§ EXERCISE GOAL
From the records, pick out and copy each line containing "ylabel".

§ Records from a collection of figures
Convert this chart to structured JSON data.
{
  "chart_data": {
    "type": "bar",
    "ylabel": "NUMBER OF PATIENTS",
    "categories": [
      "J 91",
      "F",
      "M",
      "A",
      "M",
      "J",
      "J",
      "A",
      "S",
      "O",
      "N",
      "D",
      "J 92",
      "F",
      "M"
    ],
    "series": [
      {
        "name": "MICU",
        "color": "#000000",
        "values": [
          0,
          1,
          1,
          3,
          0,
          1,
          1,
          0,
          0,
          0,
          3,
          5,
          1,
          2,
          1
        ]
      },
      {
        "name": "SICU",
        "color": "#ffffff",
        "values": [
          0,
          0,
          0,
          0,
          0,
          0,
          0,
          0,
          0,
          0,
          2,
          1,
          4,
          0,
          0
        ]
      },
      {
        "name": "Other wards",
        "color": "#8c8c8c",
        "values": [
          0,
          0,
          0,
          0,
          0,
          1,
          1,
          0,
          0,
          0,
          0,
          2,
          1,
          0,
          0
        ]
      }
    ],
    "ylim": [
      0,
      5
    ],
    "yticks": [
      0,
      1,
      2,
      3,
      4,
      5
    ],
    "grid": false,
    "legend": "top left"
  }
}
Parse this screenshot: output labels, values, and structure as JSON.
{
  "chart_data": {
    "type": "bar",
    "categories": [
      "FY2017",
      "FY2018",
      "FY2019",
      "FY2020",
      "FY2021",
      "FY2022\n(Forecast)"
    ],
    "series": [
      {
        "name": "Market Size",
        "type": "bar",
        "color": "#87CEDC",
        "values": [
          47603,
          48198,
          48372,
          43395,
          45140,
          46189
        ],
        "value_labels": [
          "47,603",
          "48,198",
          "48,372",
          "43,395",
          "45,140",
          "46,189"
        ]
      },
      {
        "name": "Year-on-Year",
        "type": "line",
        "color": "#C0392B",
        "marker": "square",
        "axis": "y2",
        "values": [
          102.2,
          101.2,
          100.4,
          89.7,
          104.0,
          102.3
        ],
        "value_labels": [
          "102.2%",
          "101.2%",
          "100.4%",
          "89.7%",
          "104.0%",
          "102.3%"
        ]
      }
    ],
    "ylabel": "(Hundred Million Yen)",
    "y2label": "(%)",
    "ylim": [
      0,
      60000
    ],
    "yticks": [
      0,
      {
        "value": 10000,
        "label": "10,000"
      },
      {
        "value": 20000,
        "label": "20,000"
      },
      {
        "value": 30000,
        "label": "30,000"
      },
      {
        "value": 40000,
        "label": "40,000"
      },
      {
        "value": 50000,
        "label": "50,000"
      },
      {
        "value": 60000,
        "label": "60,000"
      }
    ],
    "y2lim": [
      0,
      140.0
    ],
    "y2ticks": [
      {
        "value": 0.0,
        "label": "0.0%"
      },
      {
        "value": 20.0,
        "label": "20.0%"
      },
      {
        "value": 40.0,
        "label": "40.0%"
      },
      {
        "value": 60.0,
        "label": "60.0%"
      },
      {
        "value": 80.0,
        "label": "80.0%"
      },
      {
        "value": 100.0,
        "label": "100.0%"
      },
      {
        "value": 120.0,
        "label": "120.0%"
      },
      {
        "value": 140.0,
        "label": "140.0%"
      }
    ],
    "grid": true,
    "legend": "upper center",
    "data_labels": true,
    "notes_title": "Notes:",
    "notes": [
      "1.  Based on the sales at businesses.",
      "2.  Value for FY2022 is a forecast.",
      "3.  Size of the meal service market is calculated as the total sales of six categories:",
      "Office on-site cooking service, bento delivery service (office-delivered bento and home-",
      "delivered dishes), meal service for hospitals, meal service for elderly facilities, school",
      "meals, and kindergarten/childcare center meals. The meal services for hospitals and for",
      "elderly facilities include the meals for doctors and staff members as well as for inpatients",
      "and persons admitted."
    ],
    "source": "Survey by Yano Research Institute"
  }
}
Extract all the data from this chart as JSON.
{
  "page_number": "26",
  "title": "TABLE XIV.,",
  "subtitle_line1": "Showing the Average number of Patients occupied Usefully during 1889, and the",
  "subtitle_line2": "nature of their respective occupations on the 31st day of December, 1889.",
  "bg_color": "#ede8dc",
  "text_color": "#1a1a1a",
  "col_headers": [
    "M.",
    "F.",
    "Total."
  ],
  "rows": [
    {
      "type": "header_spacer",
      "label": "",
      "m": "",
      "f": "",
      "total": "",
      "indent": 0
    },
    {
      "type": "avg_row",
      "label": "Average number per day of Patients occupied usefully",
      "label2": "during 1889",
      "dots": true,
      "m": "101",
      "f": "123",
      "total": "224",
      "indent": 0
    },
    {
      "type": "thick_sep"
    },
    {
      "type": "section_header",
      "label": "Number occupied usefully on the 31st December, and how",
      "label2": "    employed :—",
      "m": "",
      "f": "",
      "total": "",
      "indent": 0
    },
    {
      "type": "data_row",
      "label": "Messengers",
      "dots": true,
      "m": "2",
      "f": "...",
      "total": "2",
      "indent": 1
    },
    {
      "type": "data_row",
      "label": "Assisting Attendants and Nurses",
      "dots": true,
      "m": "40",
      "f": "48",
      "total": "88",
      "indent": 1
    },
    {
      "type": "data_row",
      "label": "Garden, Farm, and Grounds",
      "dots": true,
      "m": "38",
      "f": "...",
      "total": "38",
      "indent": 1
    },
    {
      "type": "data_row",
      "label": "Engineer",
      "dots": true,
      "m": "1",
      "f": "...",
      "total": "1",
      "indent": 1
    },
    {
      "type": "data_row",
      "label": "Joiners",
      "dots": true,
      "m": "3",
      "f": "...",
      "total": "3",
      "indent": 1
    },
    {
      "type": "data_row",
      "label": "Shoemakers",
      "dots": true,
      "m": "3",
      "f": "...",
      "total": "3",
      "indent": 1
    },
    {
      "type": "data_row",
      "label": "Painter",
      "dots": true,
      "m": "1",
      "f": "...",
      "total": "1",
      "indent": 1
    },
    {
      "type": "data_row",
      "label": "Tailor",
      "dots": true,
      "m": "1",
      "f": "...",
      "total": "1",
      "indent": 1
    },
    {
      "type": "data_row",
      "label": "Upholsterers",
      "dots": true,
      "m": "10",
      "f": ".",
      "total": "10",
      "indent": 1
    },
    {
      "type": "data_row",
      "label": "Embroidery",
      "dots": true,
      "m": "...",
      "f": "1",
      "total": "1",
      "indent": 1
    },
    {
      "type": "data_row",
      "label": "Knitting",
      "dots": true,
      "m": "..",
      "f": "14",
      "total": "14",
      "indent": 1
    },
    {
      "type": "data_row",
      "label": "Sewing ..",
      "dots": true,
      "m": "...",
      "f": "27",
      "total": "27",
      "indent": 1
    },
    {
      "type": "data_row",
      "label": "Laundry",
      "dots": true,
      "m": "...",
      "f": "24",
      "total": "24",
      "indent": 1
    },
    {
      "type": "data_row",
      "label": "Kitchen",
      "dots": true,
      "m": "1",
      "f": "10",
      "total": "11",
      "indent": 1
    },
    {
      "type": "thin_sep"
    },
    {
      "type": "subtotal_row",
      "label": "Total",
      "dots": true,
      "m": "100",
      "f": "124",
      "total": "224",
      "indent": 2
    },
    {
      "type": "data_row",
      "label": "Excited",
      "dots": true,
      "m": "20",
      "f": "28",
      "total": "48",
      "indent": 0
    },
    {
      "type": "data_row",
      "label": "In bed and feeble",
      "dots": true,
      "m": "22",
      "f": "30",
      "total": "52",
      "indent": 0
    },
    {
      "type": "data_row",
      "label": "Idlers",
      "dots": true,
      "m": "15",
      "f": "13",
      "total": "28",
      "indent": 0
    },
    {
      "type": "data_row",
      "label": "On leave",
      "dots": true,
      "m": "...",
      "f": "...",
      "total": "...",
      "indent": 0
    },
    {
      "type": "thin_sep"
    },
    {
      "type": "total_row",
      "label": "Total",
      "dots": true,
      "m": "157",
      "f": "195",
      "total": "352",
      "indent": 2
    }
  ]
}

§ THE COMPLETED TASK
    "ylabel": "NUMBER OF PATIENTS",
    "ylabel": "(Hundred Million Yen)",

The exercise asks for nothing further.